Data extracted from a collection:
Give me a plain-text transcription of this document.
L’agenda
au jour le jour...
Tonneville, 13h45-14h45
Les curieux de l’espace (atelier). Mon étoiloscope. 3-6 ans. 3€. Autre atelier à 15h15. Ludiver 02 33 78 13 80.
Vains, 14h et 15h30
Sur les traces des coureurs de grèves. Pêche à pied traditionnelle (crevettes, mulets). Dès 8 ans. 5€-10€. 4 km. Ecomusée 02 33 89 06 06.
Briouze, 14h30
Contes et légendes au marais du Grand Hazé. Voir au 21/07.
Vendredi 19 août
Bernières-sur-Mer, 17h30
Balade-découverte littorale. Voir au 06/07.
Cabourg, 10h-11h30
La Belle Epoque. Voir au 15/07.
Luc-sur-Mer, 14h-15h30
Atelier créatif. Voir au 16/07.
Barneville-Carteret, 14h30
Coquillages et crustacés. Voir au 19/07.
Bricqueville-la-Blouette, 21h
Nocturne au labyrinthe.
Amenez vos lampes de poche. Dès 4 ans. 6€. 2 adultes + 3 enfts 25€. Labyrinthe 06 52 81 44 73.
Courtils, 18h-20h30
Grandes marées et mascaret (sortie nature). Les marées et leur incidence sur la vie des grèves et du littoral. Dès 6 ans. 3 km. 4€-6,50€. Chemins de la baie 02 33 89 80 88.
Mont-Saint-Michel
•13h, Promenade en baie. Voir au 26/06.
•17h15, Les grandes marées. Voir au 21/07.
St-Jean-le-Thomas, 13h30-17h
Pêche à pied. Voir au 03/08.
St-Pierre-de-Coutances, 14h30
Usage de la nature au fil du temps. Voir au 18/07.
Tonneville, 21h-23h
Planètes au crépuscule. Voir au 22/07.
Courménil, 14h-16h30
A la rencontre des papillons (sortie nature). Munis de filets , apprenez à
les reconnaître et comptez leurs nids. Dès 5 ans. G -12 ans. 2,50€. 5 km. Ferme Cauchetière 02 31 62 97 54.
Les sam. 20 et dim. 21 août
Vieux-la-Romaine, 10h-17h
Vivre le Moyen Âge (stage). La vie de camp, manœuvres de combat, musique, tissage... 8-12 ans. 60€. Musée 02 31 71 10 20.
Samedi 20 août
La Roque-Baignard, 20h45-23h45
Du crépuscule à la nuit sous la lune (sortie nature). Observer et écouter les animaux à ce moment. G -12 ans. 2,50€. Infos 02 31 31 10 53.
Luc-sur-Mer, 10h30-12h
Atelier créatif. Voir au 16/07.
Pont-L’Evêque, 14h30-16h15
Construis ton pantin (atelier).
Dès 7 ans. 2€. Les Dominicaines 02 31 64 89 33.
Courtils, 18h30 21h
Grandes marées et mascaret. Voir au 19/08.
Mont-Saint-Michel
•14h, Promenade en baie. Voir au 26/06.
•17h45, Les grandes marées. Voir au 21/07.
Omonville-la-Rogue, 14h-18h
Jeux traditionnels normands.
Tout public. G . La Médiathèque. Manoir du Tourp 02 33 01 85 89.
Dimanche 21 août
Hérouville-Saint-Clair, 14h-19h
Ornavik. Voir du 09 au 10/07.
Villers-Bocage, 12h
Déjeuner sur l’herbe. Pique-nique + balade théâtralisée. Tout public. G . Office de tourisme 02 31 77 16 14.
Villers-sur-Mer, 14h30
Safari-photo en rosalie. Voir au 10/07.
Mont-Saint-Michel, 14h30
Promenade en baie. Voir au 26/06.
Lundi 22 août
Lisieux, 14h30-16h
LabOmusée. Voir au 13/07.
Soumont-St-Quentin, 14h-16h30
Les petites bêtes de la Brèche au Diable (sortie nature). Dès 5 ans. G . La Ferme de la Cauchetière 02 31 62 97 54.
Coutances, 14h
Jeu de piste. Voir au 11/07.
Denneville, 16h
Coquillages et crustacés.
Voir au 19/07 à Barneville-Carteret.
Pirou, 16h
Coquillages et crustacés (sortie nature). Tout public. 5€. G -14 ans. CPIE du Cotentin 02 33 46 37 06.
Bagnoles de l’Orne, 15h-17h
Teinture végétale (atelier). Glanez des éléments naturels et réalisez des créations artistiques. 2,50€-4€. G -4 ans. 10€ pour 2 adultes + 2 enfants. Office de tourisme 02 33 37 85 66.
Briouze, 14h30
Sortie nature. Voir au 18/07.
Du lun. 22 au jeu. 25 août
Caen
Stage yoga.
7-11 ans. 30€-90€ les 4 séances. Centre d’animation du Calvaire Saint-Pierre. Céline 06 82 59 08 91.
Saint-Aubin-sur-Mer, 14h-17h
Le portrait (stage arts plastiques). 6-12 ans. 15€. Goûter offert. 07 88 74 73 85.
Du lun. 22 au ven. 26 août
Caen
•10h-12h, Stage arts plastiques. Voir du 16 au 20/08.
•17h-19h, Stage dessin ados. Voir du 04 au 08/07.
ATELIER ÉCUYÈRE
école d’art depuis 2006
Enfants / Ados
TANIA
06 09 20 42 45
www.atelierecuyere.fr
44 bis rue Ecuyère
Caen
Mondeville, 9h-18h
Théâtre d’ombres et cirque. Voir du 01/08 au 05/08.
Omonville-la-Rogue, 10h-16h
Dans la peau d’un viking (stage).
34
* * *
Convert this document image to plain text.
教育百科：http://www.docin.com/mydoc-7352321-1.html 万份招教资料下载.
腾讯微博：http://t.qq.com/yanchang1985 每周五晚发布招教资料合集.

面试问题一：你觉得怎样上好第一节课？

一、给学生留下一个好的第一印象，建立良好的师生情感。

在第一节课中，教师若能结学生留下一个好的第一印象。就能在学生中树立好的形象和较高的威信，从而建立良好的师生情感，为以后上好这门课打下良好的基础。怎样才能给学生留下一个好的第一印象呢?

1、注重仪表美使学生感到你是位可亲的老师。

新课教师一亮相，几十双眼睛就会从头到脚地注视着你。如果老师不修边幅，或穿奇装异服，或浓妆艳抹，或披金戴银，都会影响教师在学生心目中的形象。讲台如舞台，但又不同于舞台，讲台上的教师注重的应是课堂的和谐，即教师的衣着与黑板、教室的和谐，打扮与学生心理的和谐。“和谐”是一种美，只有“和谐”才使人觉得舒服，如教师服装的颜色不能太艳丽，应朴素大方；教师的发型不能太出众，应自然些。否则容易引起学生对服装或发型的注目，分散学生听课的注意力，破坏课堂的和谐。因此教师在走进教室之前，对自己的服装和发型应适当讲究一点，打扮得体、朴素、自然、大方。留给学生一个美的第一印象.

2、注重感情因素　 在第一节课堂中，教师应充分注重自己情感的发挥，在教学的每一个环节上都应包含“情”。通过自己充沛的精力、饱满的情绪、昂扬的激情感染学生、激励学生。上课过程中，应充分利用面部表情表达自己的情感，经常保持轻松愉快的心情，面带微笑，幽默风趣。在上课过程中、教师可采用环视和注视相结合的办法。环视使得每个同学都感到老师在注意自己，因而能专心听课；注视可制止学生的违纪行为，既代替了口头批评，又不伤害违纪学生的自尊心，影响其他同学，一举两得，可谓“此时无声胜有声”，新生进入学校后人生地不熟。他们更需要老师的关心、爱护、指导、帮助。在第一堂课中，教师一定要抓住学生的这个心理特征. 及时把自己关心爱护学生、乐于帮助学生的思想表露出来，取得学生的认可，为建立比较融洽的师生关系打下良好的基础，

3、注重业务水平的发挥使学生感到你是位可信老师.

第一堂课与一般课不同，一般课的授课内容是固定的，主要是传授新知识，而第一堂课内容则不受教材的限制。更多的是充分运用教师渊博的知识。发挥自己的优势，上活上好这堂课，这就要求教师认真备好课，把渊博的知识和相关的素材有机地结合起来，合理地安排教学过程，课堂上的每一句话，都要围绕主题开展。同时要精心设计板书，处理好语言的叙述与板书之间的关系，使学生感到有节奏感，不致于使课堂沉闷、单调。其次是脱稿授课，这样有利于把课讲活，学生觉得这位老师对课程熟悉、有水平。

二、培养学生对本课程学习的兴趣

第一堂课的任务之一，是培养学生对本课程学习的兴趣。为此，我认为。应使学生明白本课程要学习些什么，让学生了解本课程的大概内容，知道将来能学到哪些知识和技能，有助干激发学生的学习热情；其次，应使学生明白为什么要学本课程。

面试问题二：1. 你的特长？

Description of the task:
Find the string "Rogue" in the entries above and return each line that holds it.

Output for this task:
Omonville-la-Rogue, 14h-18h
Omonville-la-Rogue, 10h-16h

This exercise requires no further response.